Provided information —
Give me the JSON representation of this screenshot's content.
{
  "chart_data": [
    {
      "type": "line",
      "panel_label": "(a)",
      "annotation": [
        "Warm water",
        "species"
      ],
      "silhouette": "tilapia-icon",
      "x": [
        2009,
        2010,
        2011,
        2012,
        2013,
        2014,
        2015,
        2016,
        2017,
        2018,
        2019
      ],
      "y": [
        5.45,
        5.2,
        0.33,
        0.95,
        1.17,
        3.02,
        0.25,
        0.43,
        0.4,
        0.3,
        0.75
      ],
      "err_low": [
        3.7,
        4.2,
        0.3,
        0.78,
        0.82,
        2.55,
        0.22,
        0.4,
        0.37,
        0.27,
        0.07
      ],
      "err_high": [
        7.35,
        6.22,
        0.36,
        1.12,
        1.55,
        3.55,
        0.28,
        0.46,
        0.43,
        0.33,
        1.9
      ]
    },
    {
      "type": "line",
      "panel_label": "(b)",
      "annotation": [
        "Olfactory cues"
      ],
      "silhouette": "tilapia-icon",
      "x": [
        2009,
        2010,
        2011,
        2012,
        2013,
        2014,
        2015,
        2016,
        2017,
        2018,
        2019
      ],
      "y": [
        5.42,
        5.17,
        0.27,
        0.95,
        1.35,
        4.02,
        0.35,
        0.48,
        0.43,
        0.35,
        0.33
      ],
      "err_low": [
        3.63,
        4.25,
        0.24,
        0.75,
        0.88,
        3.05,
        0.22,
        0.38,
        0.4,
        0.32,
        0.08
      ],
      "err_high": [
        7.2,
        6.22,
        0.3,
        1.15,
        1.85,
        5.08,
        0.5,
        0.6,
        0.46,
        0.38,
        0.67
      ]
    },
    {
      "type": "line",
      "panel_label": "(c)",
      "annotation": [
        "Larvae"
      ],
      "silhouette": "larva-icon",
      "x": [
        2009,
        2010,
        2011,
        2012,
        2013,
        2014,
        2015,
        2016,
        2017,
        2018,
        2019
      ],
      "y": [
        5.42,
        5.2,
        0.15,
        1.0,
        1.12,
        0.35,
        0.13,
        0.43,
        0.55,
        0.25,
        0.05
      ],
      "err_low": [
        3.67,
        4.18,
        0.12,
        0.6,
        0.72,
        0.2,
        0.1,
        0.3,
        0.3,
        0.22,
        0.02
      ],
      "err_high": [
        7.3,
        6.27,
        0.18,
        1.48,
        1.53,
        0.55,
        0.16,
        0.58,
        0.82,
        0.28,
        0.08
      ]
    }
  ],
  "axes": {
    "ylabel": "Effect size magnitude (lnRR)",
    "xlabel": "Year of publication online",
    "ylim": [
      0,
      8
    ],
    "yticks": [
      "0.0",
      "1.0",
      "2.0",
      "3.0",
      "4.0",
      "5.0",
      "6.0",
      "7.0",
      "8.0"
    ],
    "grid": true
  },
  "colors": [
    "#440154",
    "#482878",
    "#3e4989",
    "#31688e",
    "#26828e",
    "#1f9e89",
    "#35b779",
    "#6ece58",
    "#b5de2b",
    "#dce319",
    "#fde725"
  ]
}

Problem —
Print out every record again, exactly and in full.

Result of this task —
Give me the JSON representation of this screenshot's content.
{
  "chart_data": [
    {
      "type": "line",
      "panel_label": "(a)",
      "annotation": [
        "Warm water",
        "species"
      ],
      "silhouette": "tilapia-icon",
      "x": [
        2009,
        2010,
        2011,
        2012,
        2013,
        2014,
        2015,
        2016,
        2017,
        2018,
        2019
      ],
      "y": [
        5.45,
        5.2,
        0.33,
        0.95,
        1.17,
        3.02,
        0.25,
        0.43,
        0.4,
        0.3,
        0.75
      ],
      "err_low": [
        3.7,
        4.2,
        0.3,
        0.78,
        0.82,
        2.55,
        0.22,
        0.4,
        0.37,
        0.27,
        0.07
      ],
      "err_high": [
        7.35,
        6.22,
        0.36,
        1.12,
        1.55,
        3.55,
        0.28,
        0.46,
        0.43,
        0.33,
        1.9
      ]
    },
    {
      "type": "line",
      "panel_label": "(b)",
      "annotation": [
        "Olfactory cues"
      ],
      "silhouette": "tilapia-icon",
      "x": [
        2009,
        2010,
        2011,
        2012,
        2013,
        2014,
        2015,
        2016,
        2017,
        2018,
        2019
      ],
      "y": [
        5.42,
        5.17,
        0.27,
        0.95,
        1.35,
        4.02,
        0.35,
        0.48,
        0.43,
        0.35,
        0.33
      ],
      "err_low": [
        3.63,
        4.25,
        0.24,
        0.75,
        0.88,
        3.05,
        0.22,
        0.38,
        0.4,
        0.32,
        0.08
      ],
      "err_high": [
        7.2,
        6.22,
        0.3,
        1.15,
        1.85,
        5.08,
        0.5,
        0.6,
        0.46,
        0.38,
        0.67
      ]
    },
    {
      "type": "line",
      "panel_label": "(c)",
      "annotation": [
        "Larvae"
      ],
      "silhouette": "larva-icon",
      "x": [
        2009,
        2010,
        2011,
        2012,
        2013,
        2014,
        2015,
        2016,
        2017,
        2018,
        2019
      ],
      "y": [
        5.42,
        5.2,
        0.15,
        1.0,
        1.12,
        0.35,
        0.13,
        0.43,
        0.55,
        0.25,
        0.05
      ],
      "err_low": [
        3.67,
        4.18,
        0.12,
        0.6,
        0.72,
        0.2,
        0.1,
        0.3,
        0.3,
        0.22,
        0.02
      ],
      "err_high": [
        7.3,
        6.27,
        0.18,
        1.48,
        1.53,
        0.55,
        0.16,
        0.58,
        0.82,
        0.28,
        0.08
      ]
    }
  ],
  "axes": {
    "ylabel": "Effect size magnitude (lnRR)",
    "xlabel": "Year of publication online",
    "ylim": [
      0,
      8
    ],
    "yticks": [
      "0.0",
      "1.0",
      "2.0",
      "3.0",
      "4.0",
      "5.0",
      "6.0",
      "7.0",
      "8.0"
    ],
    "grid": true
  },
  "colors": [
    "#440154",
    "#482878",
    "#3e4989",
    "#31688e",
    "#26828e",
    "#1f9e89",
    "#35b779",
    "#6ece58",
    "#b5de2b",
    "#dce319",
    "#fde725"
  ]
}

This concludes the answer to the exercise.